BEGIN DATA FOR THIS TASK
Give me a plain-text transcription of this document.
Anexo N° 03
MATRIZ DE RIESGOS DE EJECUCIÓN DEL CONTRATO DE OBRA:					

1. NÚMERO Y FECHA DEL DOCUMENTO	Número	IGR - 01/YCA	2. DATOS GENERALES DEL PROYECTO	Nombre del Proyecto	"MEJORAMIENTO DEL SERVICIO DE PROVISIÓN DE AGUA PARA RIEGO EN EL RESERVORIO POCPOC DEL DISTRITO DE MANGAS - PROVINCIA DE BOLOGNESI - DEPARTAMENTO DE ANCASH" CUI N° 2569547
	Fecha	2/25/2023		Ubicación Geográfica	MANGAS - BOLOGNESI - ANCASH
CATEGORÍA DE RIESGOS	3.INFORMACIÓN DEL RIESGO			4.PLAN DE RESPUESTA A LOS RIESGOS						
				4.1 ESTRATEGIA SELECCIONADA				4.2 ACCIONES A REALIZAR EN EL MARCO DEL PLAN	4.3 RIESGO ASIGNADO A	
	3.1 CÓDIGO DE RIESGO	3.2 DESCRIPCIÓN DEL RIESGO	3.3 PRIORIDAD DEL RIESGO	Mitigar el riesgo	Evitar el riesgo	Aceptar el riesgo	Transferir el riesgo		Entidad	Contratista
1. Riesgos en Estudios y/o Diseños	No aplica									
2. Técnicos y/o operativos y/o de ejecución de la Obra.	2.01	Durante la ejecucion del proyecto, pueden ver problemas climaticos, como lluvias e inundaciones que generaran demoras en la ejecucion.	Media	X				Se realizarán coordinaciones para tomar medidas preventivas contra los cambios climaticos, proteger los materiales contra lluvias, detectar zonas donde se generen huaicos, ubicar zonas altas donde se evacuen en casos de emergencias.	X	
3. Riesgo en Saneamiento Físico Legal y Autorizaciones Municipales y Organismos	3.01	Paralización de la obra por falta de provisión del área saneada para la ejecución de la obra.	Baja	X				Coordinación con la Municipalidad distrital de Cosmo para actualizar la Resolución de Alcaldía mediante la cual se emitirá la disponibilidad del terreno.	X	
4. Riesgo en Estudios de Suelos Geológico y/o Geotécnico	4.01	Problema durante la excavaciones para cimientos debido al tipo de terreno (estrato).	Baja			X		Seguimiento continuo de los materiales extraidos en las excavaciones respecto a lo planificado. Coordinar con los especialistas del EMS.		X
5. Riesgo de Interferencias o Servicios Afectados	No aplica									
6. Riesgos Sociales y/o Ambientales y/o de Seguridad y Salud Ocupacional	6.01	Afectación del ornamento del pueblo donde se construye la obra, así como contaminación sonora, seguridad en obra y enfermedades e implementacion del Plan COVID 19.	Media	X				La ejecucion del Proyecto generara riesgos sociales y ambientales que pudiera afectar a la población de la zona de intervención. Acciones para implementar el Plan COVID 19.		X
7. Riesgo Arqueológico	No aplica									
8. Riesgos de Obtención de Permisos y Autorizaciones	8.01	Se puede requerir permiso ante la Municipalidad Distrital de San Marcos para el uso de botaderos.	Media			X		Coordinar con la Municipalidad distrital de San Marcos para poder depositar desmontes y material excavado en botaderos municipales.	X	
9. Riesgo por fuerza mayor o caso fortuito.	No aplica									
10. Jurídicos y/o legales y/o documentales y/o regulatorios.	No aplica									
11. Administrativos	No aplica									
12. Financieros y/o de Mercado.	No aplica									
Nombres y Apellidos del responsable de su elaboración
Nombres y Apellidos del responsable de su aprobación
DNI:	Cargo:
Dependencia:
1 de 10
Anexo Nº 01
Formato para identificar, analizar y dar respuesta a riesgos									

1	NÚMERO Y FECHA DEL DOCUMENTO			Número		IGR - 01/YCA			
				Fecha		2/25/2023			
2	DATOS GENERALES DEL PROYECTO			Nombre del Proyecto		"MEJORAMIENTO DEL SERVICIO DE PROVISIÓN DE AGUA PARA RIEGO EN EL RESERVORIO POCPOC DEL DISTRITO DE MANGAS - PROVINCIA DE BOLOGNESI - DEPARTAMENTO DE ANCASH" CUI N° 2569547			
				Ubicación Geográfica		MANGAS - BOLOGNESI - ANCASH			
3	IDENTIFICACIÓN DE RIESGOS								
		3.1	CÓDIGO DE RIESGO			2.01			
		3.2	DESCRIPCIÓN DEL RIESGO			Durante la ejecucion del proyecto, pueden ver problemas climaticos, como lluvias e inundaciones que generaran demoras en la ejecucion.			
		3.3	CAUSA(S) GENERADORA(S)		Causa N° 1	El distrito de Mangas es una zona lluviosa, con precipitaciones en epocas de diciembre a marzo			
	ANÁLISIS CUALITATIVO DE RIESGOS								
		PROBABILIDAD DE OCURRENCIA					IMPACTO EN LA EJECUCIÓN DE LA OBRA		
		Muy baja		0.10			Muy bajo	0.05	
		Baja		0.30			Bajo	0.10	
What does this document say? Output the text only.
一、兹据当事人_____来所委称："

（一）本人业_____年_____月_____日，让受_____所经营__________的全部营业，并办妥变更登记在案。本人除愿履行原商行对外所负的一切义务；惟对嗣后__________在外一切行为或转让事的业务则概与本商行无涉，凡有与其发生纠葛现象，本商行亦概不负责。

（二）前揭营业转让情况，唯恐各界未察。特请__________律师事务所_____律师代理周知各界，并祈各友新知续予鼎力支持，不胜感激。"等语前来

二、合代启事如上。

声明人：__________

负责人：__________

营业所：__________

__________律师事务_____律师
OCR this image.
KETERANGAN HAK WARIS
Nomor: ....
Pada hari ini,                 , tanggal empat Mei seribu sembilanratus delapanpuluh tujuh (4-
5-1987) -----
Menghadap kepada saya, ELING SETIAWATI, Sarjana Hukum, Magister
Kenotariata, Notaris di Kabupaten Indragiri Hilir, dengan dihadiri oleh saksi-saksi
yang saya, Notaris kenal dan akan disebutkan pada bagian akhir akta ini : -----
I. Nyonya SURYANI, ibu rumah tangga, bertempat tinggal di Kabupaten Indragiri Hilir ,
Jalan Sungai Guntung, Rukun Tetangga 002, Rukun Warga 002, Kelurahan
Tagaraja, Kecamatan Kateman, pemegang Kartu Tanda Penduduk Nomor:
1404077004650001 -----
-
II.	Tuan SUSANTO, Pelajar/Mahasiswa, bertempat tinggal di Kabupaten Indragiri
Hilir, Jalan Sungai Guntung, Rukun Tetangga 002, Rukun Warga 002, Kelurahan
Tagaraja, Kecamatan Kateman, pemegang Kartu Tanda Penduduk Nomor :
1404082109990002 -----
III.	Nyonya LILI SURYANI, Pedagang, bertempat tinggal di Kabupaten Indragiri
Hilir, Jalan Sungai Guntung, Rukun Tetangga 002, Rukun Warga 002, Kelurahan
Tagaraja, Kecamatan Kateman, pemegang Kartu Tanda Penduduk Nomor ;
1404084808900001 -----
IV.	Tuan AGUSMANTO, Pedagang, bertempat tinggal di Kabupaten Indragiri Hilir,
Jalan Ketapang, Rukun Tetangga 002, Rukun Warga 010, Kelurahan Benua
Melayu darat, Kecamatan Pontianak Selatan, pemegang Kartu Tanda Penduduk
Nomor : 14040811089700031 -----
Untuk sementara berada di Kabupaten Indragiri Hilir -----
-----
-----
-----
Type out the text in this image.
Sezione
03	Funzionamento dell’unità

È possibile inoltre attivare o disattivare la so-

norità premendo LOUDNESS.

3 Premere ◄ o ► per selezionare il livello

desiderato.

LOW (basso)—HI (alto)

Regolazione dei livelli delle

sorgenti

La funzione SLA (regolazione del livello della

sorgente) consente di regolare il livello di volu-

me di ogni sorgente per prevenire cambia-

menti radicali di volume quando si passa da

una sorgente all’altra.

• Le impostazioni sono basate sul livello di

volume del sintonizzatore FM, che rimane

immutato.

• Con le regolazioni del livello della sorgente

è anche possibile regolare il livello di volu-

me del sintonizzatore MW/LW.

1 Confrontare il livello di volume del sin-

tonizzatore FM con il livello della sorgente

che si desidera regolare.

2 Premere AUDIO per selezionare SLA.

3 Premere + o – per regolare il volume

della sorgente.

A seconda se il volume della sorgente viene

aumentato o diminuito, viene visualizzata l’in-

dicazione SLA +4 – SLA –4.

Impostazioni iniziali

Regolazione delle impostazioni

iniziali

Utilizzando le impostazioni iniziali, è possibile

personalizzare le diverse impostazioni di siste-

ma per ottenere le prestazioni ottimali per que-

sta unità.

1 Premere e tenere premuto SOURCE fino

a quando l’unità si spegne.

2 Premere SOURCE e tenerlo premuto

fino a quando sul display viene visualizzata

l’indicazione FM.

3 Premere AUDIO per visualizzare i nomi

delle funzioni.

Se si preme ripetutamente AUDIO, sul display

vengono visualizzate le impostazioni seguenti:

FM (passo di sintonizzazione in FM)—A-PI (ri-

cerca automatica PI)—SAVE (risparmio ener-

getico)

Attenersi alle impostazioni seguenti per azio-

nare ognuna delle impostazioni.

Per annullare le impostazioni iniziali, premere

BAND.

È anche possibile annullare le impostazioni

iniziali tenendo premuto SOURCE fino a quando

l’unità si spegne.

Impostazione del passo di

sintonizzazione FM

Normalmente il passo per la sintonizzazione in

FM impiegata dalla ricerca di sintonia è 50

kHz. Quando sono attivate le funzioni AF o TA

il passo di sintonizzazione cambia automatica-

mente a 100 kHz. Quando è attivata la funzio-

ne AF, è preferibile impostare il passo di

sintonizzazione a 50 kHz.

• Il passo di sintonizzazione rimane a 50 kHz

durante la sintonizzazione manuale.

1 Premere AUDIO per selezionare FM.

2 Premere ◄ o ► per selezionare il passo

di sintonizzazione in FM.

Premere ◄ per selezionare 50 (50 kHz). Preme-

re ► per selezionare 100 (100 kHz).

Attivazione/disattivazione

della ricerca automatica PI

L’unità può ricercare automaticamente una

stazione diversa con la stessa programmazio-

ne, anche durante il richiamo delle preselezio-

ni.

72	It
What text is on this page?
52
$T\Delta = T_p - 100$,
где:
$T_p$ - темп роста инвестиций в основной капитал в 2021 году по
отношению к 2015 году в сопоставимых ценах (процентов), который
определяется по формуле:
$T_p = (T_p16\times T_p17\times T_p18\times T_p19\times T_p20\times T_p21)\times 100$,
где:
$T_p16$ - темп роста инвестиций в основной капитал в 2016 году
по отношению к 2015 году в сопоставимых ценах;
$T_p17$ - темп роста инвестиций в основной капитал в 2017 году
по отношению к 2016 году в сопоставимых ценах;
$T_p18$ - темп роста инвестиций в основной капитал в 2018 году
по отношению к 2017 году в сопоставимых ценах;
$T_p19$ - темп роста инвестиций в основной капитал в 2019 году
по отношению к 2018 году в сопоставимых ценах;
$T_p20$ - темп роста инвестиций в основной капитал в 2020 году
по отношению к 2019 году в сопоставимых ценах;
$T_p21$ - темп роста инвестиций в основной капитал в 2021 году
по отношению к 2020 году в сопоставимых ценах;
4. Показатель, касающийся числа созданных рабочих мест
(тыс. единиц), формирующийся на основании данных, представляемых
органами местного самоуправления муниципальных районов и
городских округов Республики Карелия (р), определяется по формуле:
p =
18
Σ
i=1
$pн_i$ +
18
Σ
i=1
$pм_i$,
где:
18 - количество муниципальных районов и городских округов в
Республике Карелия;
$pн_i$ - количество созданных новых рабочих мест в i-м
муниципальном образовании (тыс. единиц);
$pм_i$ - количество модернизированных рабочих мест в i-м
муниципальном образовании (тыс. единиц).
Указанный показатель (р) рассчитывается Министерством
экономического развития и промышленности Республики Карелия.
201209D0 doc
END DATA FOR THIS TASK
> _WRITTEN PROBLEM_: Search the data above for the string "образовании" and copy each line that has it.

> _EXERCISE ANSWER_:
муниципальном образовании (тыс. единиц);
муниципальном образовании (тыс. единиц).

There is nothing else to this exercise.